-------- SOURCE PASSAGE --------

Po Sein (ဘိုးစိန်, /my/; 18 April 1882 – 11 January 1954) was an influential 20th-century traditional leading Burmese dance actor in Myanmar Drama Event and singer, who has been credited with innovating and modernizing Burmese performance arts, in dance, song, costumes, and stagecraft. He also established the Mandalay-based performance troupe, "Sein Maha Thabin" (စိန်မဟာသဘင်), which remained family-run until 1993, when it was closed by his grandson Ye Sein.

==Innovations==
Po Sein was particularly successful at introducing a variety of stage innovations, by explaining the changes to audience and interacting with them throughout the performance.

Also, he adapted the Buddhist Jataka tales, which had previously been exclusively performed by marionette puppets, for live actors, by creating dances and songs as part of the performance repertoire. Until the late 1800s, it was considered taboo for live actors to depict such sacred stories of the previous lives of the Buddha. His innovations led to a decline in the popularity of the marionette theater troupes, by breaking their monopoly on Jataka plays.

Furthermore, he revolutionized Burmese stagecraft by incorporating a raised stage for dramatic performances, which had been previously confined to marionette theater, which uses a raised platform (hence the name amyint thabin or အမြင့်သဘင်).

-------- SUPPLIED DATA --------

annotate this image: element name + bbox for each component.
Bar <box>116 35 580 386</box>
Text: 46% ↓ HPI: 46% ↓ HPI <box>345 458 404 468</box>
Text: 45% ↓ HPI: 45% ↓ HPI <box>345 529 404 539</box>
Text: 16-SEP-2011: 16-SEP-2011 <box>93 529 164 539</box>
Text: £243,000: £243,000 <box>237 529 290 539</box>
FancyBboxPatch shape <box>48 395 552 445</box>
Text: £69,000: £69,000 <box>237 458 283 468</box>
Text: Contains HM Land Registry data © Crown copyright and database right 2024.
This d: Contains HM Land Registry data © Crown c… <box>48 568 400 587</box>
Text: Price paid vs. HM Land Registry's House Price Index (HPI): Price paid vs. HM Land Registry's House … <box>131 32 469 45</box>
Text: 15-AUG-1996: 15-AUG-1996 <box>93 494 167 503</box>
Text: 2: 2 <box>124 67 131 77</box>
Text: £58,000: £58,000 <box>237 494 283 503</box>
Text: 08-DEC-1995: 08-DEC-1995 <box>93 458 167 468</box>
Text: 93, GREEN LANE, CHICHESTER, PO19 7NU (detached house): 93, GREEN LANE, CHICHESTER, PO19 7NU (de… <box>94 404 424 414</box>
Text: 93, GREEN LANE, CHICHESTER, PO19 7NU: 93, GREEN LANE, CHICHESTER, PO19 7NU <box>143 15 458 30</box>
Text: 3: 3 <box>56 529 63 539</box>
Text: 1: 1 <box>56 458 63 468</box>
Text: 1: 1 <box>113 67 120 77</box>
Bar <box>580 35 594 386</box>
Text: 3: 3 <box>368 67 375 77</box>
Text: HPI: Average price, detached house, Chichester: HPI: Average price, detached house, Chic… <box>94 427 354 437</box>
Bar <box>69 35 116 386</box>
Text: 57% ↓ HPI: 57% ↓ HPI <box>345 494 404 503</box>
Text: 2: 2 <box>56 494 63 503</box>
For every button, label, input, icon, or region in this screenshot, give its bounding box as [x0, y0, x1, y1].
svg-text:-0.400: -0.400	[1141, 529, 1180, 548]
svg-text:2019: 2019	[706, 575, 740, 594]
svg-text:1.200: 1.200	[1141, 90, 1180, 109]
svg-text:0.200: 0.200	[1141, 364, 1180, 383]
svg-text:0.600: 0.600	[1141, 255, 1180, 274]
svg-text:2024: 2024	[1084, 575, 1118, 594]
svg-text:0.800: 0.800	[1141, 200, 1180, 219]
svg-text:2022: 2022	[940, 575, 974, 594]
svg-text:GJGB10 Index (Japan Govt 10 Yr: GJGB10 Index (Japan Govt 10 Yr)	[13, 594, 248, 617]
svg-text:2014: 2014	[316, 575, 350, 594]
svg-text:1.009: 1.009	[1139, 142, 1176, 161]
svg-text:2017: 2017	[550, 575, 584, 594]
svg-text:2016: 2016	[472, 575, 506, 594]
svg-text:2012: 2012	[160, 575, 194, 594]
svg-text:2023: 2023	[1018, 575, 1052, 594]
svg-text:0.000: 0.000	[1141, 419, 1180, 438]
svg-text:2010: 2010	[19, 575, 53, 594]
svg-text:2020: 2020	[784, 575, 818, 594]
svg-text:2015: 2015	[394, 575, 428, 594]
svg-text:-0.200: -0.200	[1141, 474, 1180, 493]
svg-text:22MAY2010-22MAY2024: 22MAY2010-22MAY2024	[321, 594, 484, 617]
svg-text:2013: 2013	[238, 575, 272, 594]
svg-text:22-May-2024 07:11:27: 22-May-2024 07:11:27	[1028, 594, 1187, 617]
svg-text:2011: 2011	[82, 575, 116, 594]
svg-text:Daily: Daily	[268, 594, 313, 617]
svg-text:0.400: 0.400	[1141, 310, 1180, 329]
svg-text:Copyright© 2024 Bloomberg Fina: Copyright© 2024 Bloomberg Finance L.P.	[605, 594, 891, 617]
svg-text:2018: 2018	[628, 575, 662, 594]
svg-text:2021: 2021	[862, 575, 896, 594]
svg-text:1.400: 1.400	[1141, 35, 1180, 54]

--------

ASSIGNMENT 1:
According to the opening sentence of the passage about Po Sein, in which areas of Burmese performance arts is he credited with innovating? List all of them.
ASSIGNMENT 2:
Extend the passage about Po Sein with a few more sentences, beginning after its last sentence.

TASK ANSWER 1:
Dance, song, costumes, and stagecraft.

TASK ANSWER 2:
He modernized the classical dance drama form, zat pwe (ဇာတ်ပွဲ), by adding variety acts, chorus lines, introducing admission. He was also the first male lead to have intimate onstage interactions with the lead actress, which has since become a norm in couple dances.

===Costumes===
Po Sein is credited with introducing stockings and slippers as part of dancers' costumes; they had previously danced barefoot. He also introduced the modern costume worn by comedians (lupyet or lu shwin daw), which consists of a checkered Taungshay-style paso (sarong) and a loose jacket (previously, comedians had performed shirtless).

===Controversy===
During the 1920 national boycott against the British administration, he was involved in a controversy for dubbing Mandalay boycotters as "young rebels" in a local newspaper. Students in Mandalay and Yangon responded by boycotting his performances, forcing him to later apologize.